● **DESCRIPTION OF THE TASK**: Without the pictures, write out all the lines below exactly as they appear.

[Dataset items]
********

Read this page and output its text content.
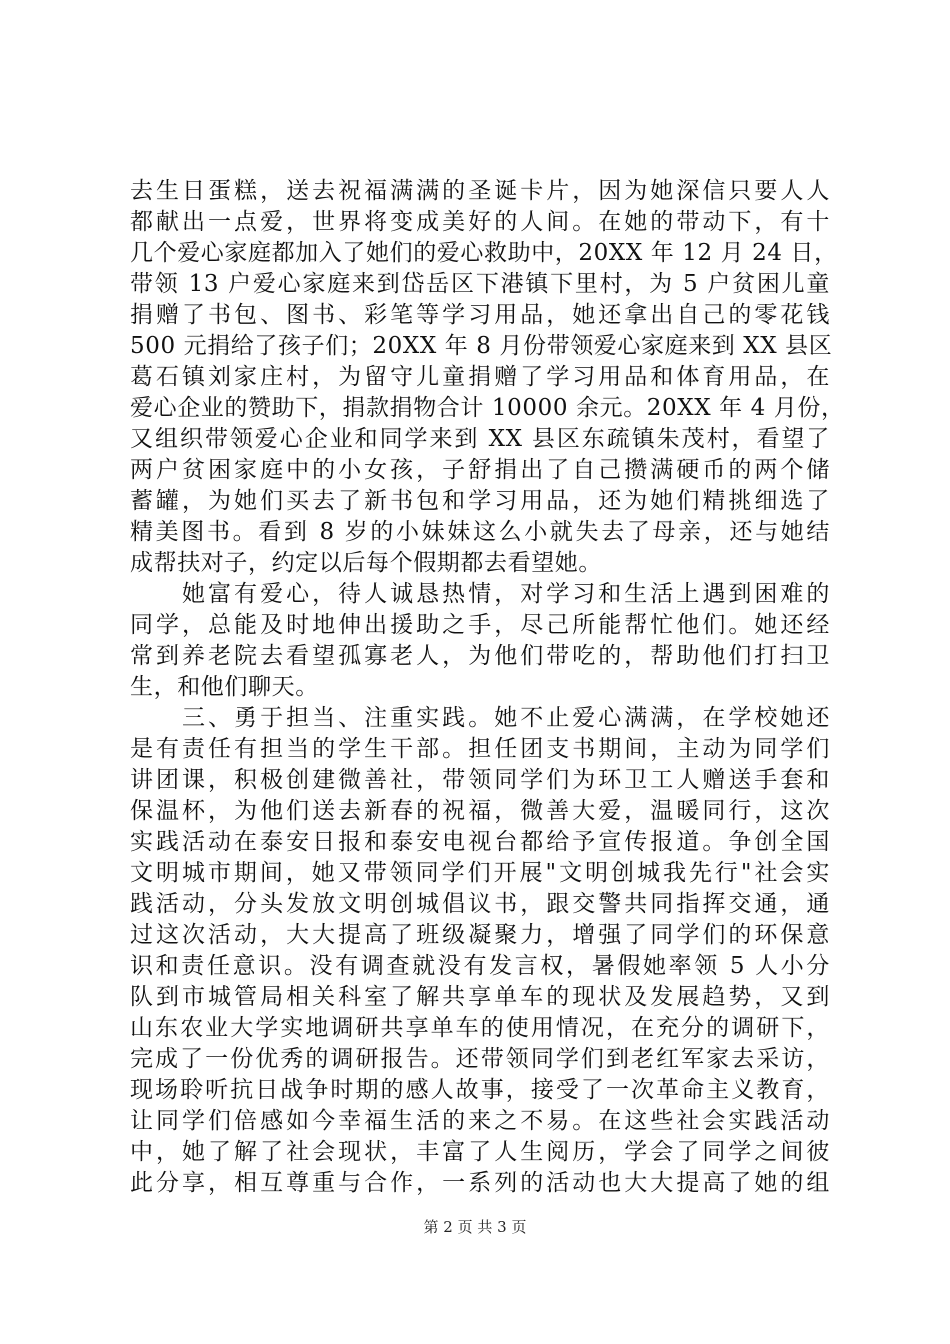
去生日蛋糕，送去祝福满满的圣诞卡片，因为她深信只要人人
都献出一点爱，世界将变成美好的人间。在她的带动下，有十
几个爱心家庭都加入了她们的爱心救助中，20XX 年 12 月 24 日，
带领 13 户爱心家庭来到岱岳区下港镇下里村，为 5 户贫困儿童
捐赠了书包、图书、彩笔等学习用品，她还拿出自己的零花钱
500 元捐给了孩子们；20XX 年 8 月份带领爱心家庭来到 XX 县区
葛石镇刘家庄村，为留守儿童捐赠了学习用品和体育用品，在
爱心企业的赞助下，捐款捐物合计 10000 余元。20XX 年 4 月份，
又组织带领爱心企业和同学来到 XX 县区东疏镇朱茂村，看望了
两户贫困家庭中的小女孩，子舒捐出了自己攒满硬币的两个储
蓄罐，为她们买去了新书包和学习用品，还为她们精挑细选了
精美图书。看到 8 岁的小妹妹这么小就失去了母亲，还与她结
成帮扶对子，约定以后每个假期都去看望她。
　　她富有爱心，待人诚恳热情，对学习和生活上遇到困难的
同学，总能及时地伸出援助之手，尽己所能帮忙他们。她还经
常到养老院去看望孤寡老人，为他们带吃的，帮助他们打扫卫
生，和他们聊天。
　　三、勇于担当、注重实践。她不止爱心满满，在学校她还
是有责任有担当的学生干部。担任团支书期间，主动为同学们
讲团课，积极创建微善社，带领同学们为环卫工人赠送手套和
保温杯，为他们送去新春的祝福，微善大爱，温暖同行，这次
实践活动在泰安日报和泰安电视台都给予宣传报道。争创全国
文明城市期间，她又带领同学们开展"文明创城我先行"社会实
践活动，分头发放文明创城倡议书，跟交警共同指挥交通，通
过这次活动，大大提高了班级凝聚力，增强了同学们的环保意
识和责任意识。没有调查就没有发言权，暑假她率领 5 人小分
队到市城管局相关科室了解共享单车的现状及发展趋势，又到
山东农业大学实地调研共享单车的使用情况，在充分的调研下，
完成了一份优秀的调研报告。还带领同学们到老红军家去采访，
现场聆听抗日战争时期的感人故事，接受了一次革命主义教育，
让同学们倍感如今幸福生活的来之不易。在这些社会实践活动
中，她了解了社会现状，丰富了人生阅历，学会了同学之间彼
此分享，相互尊重与合作，一系列的活动也大大提高了她的组
第 2 页 共 3 页
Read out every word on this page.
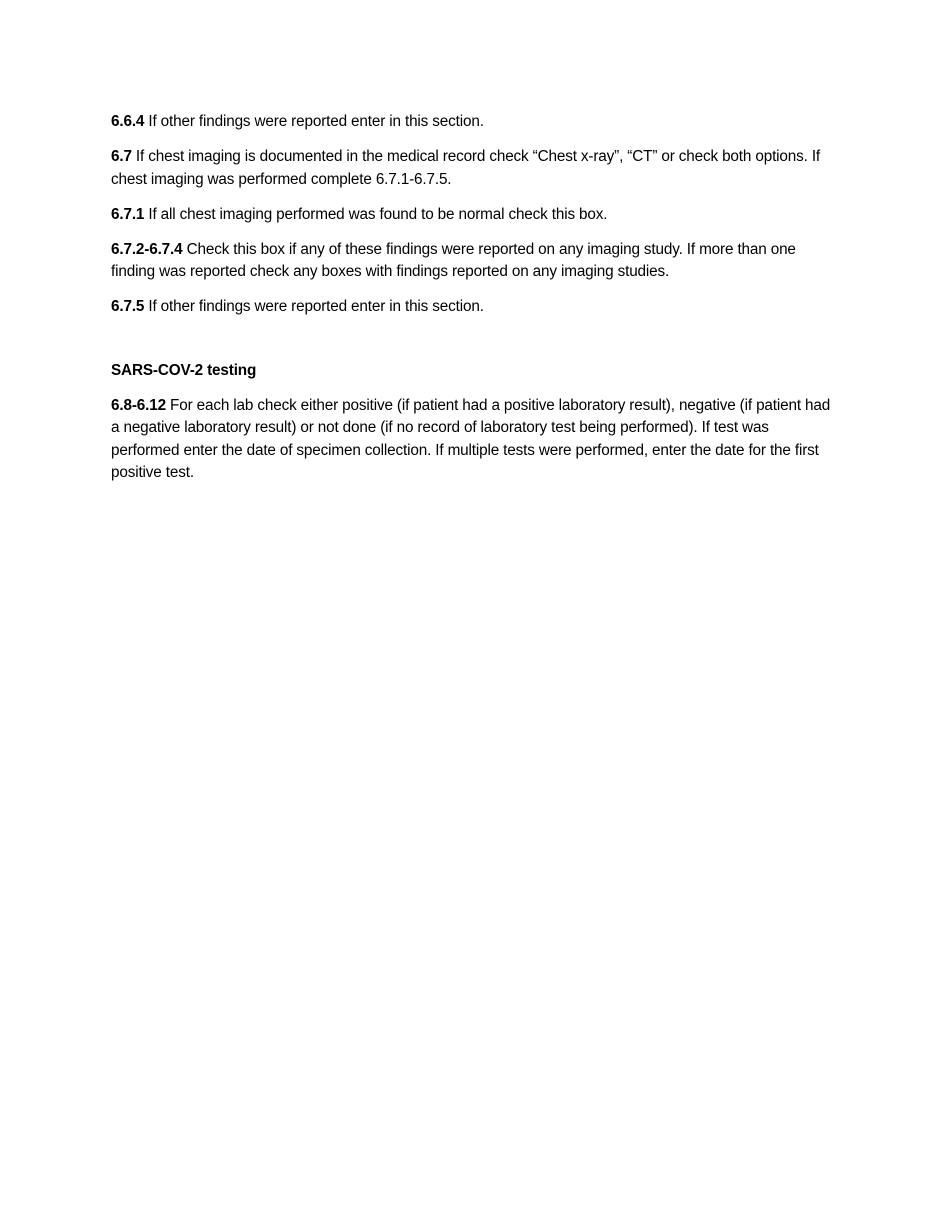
6.6.4 If other findings were reported enter in this section.

6.7 If chest imaging is documented in the medical record check “Chest x-ray”, “CT” or check both options. If chest imaging was performed complete 6.7.1-6.7.5.

6.7.1 If all chest imaging performed was found to be normal check this box.

6.7.2-6.7.4 Check this box if any of these findings were reported on any imaging study. If more than one finding was reported check any boxes with findings reported on any imaging studies.

6.7.5 If other findings were reported enter in this section.

SARS-COV-2 testing

6.8-6.12 For each lab check either positive (if patient had a positive laboratory result), negative (if patient had a negative laboratory result) or not done (if no record of laboratory test being performed). If test was performed enter the date of specimen collection. If multiple tests were performed, enter the date for the first positive test.
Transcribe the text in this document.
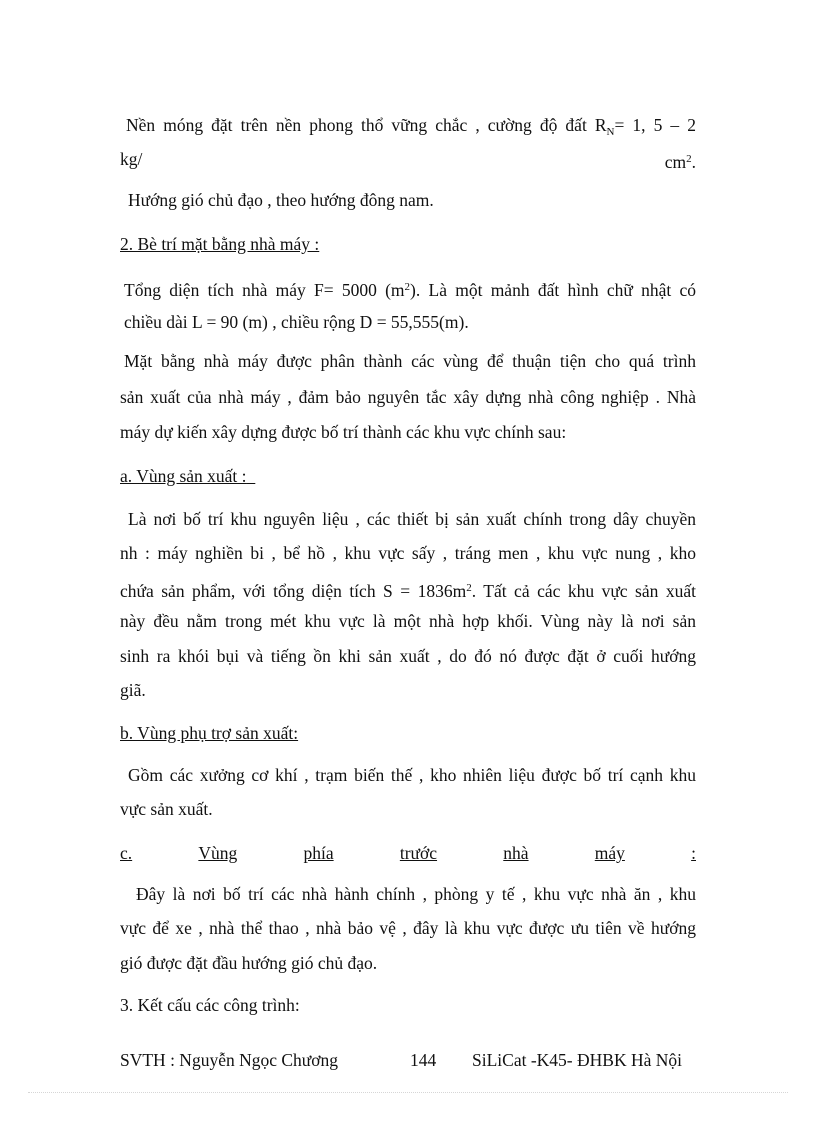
Nền móng đặt trên nền phong thổ vững chắc , cường độ đất $R_N= 1$, 5 – 2
kg/	$cm^2$.
Hướng gió chủ đạo , theo hướng đông nam.
2. Bè trí mặt bằng nhà máy :
Tổng diện tích nhà máy F= 5000 $(m^2)$. Là một mảnh đất hình chữ nhật có
chiều dài L = 90 (m) , chiều rộng D = 55,555(m).
Mặt bằng nhà máy được phân thành các vùng để thuận tiện cho quá trình
sản xuất của nhà máy , đảm bảo nguyên tắc xây dựng nhà công nghiệp . Nhà
máy dự kiến xây dựng được bố trí thành các khu vực chính sau:
a. Vùng sản xuất :
Là nơi bố trí khu nguyên liệu , các thiết bị sản xuất chính trong dây chuyền
nh : máy nghiền bi , bể hồ , khu vực sấy , tráng men , khu vực nung , kho
chứa sản phẩm, với tổng diện tích $S = 1836m^2$. Tất cả các khu vực sản xuất
này đều nằm trong mét khu vực là một nhà hợp khối. Vùng này là nơi sản
sinh ra khói bụi và tiếng ồn khi sản xuất , do đó nó được đặt ở cuối hướng
giã.
b. Vùng phụ trợ sản xuất:
Gồm các xưởng cơ khí , trạm biến thế , kho nhiên liệu được bố trí cạnh khu
vực sản xuất.
c.	Vùng	phía	trước	nhà	máy	:
Đây là nơi bố trí các nhà hành chính , phòng y tế , khu vực nhà ăn , khu
vực để xe , nhà thể thao , nhà bảo vệ , đây là khu vực được ưu tiên về hướng
gió được đặt đầu hướng gió chủ đạo.
3. Kết cấu các công trình:
SVTH : Nguyễn Ngọc Chương	144 SiLiCat -K45- ĐHBK Hà Nội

********

● **THE REPLY**:
Read this page and output its text content.
去生日蛋糕，送去祝福满满的圣诞卡片，因为她深信只要人人
都献出一点爱，世界将变成美好的人间。在她的带动下，有十
几个爱心家庭都加入了她们的爱心救助中，20XX 年 12 月 24 日，
带领 13 户爱心家庭来到岱岳区下港镇下里村，为 5 户贫困儿童
捐赠了书包、图书、彩笔等学习用品，她还拿出自己的零花钱
500 元捐给了孩子们；20XX 年 8 月份带领爱心家庭来到 XX 县区
葛石镇刘家庄村，为留守儿童捐赠了学习用品和体育用品，在
爱心企业的赞助下，捐款捐物合计 10000 余元。20XX 年 4 月份，
又组织带领爱心企业和同学来到 XX 县区东疏镇朱茂村，看望了
两户贫困家庭中的小女孩，子舒捐出了自己攒满硬币的两个储
蓄罐，为她们买去了新书包和学习用品，还为她们精挑细选了
精美图书。看到 8 岁的小妹妹这么小就失去了母亲，还与她结
成帮扶对子，约定以后每个假期都去看望她。
　　她富有爱心，待人诚恳热情，对学习和生活上遇到困难的
同学，总能及时地伸出援助之手，尽己所能帮忙他们。她还经
常到养老院去看望孤寡老人，为他们带吃的，帮助他们打扫卫
生，和他们聊天。
　　三、勇于担当、注重实践。她不止爱心满满，在学校她还
是有责任有担当的学生干部。担任团支书期间，主动为同学们
讲团课，积极创建微善社，带领同学们为环卫工人赠送手套和
保温杯，为他们送去新春的祝福，微善大爱，温暖同行，这次
实践活动在泰安日报和泰安电视台都给予宣传报道。争创全国
文明城市期间，她又带领同学们开展"文明创城我先行"社会实
践活动，分头发放文明创城倡议书，跟交警共同指挥交通，通
过这次活动，大大提高了班级凝聚力，增强了同学们的环保意
识和责任意识。没有调查就没有发言权，暑假她率领 5 人小分
队到市城管局相关科室了解共享单车的现状及发展趋势，又到
山东农业大学实地调研共享单车的使用情况，在充分的调研下，
完成了一份优秀的调研报告。还带领同学们到老红军家去采访，
现场聆听抗日战争时期的感人故事，接受了一次革命主义教育，
让同学们倍感如今幸福生活的来之不易。在这些社会实践活动
中，她了解了社会现状，丰富了人生阅历，学会了同学之间彼
此分享，相互尊重与合作，一系列的活动也大大提高了她的组
第 2 页 共 3 页
Read out every word on this page.
6.6.4 If other findings were reported enter in this section.

6.7 If chest imaging is documented in the medical record check “Chest x-ray”, “CT” or check both options. If chest imaging was performed complete 6.7.1-6.7.5.

6.7.1 If all chest imaging performed was found to be normal check this box.

6.7.2-6.7.4 Check this box if any of these findings were reported on any imaging study. If more than one finding was reported check any boxes with findings reported on any imaging studies.

6.7.5 If other findings were reported enter in this section.

SARS-COV-2 testing

6.8-6.12 For each lab check either positive (if patient had a positive laboratory result), negative (if patient had a negative laboratory result) or not done (if no record of laboratory test being performed). If test was performed enter the date of specimen collection. If multiple tests were performed, enter the date for the first positive test.
Transcribe the text in this document.
Nền móng đặt trên nền phong thổ vững chắc , cường độ đất $R_N= 1$, 5 – 2
kg/	$cm^2$.
Hướng gió chủ đạo , theo hướng đông nam.
2. Bè trí mặt bằng nhà máy :
Tổng diện tích nhà máy F= 5000 $(m^2)$. Là một mảnh đất hình chữ nhật có
chiều dài L = 90 (m) , chiều rộng D = 55,555(m).
Mặt bằng nhà máy được phân thành các vùng để thuận tiện cho quá trình
sản xuất của nhà máy , đảm bảo nguyên tắc xây dựng nhà công nghiệp . Nhà
máy dự kiến xây dựng được bố trí thành các khu vực chính sau:
a. Vùng sản xuất :
Là nơi bố trí khu nguyên liệu , các thiết bị sản xuất chính trong dây chuyền
nh : máy nghiền bi , bể hồ , khu vực sấy , tráng men , khu vực nung , kho
chứa sản phẩm, với tổng diện tích $S = 1836m^2$. Tất cả các khu vực sản xuất
này đều nằm trong mét khu vực là một nhà hợp khối. Vùng này là nơi sản
sinh ra khói bụi và tiếng ồn khi sản xuất , do đó nó được đặt ở cuối hướng
giã.
b. Vùng phụ trợ sản xuất:
Gồm các xưởng cơ khí , trạm biến thế , kho nhiên liệu được bố trí cạnh khu
vực sản xuất.
c.	Vùng	phía	trước	nhà	máy	:
Đây là nơi bố trí các nhà hành chính , phòng y tế , khu vực nhà ăn , khu
vực để xe , nhà thể thao , nhà bảo vệ , đây là khu vực được ưu tiên về hướng
gió được đặt đầu hướng gió chủ đạo.
3. Kết cấu các công trình:
SVTH : Nguyễn Ngọc Chương	144 SiLiCat -K45- ĐHBK Hà Nội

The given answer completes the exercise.